***** Dataset excerpts *****

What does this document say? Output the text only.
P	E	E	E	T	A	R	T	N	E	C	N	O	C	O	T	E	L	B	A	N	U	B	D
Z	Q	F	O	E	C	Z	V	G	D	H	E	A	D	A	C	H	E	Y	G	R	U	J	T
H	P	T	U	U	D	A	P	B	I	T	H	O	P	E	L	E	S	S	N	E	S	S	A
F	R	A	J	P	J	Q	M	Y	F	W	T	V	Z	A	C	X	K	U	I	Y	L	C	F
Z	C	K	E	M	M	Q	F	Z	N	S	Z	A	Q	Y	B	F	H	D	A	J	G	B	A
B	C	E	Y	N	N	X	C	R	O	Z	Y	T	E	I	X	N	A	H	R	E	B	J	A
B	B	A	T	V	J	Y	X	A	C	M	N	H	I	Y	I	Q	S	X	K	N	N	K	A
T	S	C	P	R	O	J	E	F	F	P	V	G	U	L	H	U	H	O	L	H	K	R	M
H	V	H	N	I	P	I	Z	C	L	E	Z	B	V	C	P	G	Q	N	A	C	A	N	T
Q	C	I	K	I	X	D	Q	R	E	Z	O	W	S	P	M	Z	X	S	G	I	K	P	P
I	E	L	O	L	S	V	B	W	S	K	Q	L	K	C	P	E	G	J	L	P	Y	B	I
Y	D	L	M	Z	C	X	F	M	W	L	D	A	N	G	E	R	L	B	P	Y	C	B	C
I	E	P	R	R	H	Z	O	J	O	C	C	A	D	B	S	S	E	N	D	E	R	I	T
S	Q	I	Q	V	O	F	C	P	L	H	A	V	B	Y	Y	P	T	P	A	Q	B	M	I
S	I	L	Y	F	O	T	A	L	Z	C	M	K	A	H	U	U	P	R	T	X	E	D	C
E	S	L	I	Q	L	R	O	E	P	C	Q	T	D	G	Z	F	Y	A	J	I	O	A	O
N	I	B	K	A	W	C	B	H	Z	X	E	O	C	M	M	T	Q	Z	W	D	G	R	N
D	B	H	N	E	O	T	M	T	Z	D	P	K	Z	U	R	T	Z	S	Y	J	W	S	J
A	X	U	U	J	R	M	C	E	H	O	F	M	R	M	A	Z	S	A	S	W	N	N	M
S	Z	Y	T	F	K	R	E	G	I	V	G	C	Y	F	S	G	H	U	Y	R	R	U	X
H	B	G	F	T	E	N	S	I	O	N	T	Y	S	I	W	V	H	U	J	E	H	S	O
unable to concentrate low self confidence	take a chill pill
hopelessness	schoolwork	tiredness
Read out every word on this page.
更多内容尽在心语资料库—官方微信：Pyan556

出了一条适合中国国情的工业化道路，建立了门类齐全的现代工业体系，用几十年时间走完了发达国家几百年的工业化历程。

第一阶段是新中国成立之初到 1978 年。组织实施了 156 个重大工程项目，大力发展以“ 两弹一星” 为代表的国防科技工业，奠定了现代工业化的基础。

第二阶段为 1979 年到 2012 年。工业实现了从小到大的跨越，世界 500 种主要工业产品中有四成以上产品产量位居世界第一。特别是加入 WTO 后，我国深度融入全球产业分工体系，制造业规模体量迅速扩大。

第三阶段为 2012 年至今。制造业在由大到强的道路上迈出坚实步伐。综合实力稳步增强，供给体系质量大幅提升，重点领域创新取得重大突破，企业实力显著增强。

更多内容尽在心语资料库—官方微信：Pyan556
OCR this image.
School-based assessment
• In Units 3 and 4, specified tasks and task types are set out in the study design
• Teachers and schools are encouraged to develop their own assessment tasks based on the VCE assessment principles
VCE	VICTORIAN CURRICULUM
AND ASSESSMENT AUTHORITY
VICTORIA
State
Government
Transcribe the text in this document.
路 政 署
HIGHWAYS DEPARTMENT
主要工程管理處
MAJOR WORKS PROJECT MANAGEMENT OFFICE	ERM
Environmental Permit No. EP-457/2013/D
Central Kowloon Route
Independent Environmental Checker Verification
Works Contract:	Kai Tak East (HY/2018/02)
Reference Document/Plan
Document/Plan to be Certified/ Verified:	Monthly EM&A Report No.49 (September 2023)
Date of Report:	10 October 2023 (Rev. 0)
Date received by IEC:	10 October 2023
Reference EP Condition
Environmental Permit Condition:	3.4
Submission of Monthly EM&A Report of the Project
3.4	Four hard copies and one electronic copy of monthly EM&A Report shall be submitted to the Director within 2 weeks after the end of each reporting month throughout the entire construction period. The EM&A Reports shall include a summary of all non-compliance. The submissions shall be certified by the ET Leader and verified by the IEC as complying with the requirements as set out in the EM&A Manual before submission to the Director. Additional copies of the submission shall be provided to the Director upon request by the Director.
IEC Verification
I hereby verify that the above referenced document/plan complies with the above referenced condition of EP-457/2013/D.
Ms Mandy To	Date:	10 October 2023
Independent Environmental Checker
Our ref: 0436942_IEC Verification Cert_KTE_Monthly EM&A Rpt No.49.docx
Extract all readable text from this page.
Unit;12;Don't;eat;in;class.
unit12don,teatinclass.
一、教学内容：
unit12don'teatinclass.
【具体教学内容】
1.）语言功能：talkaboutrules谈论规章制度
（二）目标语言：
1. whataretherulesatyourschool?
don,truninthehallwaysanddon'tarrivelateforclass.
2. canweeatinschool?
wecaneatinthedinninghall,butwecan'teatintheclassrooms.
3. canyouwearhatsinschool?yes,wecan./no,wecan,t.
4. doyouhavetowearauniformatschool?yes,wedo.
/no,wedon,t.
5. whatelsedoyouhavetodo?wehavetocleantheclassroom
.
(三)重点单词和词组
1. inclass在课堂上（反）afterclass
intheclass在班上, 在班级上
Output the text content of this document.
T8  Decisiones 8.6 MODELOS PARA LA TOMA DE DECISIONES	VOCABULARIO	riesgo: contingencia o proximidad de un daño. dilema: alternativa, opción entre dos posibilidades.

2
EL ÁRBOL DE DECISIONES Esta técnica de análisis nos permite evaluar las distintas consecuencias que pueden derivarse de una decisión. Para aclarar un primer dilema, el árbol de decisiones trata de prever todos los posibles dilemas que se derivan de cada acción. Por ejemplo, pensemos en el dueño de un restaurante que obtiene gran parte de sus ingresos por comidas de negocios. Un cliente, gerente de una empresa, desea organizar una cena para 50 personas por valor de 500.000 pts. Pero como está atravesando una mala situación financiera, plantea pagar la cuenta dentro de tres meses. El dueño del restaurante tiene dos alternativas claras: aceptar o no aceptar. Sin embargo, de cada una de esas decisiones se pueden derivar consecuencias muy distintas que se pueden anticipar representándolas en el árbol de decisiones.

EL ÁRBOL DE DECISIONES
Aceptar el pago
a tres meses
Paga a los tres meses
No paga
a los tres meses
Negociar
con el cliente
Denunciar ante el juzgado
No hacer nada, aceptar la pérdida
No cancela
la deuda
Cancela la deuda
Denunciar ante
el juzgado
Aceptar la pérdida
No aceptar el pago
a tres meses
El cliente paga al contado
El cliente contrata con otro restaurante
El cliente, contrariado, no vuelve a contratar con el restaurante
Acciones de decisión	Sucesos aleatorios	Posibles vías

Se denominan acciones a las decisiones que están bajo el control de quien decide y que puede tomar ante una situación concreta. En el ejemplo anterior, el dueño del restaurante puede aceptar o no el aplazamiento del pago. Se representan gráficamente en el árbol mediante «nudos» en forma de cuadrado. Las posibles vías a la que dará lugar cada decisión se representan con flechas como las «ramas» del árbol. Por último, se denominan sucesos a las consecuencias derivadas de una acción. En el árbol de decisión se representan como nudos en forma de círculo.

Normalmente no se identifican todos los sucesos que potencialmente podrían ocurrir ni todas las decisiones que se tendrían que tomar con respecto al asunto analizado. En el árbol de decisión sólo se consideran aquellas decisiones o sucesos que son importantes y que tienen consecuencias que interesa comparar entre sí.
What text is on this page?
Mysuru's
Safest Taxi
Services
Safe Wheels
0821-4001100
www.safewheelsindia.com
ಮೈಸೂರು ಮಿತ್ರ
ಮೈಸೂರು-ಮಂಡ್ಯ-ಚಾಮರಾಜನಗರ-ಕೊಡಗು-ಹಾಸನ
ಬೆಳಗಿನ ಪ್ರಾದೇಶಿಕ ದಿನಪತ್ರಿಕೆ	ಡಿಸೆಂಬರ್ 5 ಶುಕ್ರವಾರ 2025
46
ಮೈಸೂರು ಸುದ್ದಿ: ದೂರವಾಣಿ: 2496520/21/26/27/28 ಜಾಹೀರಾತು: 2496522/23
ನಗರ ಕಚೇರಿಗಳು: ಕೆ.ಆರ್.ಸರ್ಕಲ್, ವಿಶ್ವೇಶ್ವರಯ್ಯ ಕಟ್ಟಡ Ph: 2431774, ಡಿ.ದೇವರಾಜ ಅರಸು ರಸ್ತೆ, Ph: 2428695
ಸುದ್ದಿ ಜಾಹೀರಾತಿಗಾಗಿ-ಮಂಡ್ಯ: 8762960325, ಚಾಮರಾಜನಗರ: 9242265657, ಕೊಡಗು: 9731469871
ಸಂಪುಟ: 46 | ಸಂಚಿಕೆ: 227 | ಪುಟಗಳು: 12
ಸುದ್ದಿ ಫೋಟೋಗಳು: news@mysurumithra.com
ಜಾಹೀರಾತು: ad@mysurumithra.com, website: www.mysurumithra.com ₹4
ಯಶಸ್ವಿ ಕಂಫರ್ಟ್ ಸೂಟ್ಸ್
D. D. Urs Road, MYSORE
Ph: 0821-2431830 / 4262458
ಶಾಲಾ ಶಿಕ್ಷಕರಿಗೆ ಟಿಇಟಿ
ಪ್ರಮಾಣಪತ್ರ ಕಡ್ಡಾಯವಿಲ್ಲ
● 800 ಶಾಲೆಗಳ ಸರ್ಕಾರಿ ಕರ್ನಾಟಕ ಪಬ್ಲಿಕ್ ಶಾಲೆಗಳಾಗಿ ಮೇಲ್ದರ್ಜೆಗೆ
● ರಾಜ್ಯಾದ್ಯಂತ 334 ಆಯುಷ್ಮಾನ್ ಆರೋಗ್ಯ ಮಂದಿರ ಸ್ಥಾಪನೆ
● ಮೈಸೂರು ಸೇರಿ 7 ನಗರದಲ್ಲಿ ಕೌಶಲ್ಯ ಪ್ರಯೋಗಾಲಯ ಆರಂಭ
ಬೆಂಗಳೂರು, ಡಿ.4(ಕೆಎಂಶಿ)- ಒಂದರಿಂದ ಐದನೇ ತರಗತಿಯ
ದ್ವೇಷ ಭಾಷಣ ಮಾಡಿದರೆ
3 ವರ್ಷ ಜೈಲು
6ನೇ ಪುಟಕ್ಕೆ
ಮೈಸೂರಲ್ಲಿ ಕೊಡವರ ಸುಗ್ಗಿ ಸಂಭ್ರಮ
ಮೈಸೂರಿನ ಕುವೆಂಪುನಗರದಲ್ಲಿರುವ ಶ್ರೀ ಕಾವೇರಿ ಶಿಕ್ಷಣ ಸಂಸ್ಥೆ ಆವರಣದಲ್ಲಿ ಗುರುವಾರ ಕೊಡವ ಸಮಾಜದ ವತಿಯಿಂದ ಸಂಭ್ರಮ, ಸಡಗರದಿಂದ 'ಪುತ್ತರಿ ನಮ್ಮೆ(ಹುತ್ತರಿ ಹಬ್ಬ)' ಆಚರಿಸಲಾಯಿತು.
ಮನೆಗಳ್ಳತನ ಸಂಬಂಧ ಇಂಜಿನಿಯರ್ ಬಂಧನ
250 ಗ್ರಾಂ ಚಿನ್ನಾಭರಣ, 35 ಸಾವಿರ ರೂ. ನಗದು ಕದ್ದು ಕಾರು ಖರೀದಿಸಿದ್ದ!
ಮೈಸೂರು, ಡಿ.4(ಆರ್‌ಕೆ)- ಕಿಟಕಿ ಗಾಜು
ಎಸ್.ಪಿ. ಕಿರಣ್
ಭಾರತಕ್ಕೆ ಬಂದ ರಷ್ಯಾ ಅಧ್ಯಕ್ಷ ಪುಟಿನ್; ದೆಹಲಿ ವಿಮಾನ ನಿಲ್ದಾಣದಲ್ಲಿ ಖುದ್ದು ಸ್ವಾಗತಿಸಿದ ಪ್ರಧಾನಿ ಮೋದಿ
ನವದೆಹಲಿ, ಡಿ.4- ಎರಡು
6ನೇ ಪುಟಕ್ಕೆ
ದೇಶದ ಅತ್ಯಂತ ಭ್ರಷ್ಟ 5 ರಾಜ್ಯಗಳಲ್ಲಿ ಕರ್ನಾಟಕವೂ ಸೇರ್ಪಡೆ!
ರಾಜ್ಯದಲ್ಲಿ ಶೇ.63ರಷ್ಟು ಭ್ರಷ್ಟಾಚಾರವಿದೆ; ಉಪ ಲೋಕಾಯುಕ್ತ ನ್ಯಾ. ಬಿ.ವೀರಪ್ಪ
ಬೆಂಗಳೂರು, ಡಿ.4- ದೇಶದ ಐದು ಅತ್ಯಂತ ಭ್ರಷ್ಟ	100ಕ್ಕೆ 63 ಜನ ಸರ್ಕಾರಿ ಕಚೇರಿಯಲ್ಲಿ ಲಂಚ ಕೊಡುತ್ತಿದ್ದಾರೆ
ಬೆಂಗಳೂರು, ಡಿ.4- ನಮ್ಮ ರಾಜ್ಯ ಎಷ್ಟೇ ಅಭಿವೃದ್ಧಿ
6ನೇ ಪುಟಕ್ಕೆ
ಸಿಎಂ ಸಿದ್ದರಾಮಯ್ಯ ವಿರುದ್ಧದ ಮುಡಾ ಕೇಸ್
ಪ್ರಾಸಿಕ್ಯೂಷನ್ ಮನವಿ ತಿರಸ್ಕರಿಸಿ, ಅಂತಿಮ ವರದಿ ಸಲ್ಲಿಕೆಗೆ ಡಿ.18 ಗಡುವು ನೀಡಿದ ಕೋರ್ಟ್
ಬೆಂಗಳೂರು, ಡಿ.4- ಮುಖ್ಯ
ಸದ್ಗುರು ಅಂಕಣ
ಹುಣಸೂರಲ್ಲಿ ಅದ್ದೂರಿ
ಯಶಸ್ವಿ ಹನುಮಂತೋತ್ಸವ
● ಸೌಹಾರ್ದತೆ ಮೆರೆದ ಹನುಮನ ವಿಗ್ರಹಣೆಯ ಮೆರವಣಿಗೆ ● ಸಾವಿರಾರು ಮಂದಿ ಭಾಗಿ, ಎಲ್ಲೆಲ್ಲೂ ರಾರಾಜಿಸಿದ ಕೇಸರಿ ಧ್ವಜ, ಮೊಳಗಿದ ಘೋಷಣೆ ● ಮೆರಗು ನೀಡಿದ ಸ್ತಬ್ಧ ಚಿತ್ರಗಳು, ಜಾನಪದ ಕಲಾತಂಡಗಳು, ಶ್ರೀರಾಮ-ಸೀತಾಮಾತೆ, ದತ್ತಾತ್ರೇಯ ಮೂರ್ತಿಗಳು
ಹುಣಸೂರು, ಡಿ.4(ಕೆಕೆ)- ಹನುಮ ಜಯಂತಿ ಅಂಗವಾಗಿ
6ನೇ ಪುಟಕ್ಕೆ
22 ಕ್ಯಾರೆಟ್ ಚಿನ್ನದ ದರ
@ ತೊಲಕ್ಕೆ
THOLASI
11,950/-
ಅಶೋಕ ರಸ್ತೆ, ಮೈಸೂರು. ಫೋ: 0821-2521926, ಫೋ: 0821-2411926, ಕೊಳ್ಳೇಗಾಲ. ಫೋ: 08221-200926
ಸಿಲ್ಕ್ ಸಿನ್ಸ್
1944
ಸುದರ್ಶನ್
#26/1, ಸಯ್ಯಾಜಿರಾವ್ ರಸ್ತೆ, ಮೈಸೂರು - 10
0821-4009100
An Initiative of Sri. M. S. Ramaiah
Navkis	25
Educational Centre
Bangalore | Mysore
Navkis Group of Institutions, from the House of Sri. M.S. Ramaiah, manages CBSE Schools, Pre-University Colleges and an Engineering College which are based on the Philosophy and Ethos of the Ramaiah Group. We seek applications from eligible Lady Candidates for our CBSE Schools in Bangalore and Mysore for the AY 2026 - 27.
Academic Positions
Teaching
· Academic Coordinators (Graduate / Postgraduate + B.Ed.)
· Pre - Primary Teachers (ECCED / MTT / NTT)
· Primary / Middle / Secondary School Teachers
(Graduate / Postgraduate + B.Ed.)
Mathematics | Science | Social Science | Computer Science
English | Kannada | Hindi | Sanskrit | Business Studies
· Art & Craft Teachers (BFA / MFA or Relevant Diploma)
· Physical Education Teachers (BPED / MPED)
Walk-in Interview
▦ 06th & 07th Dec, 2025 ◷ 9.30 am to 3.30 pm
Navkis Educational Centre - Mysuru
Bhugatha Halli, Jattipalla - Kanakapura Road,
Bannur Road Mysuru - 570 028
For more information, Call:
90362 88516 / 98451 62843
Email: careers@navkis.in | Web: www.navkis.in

*****

▸ Instructions to follow
For each line of the entries that includes "Graduate", show that line.

▸ Right answer
· Academic Coordinators (Graduate / Postgraduate + B.Ed.)
(Graduate / Postgraduate + B.Ed.)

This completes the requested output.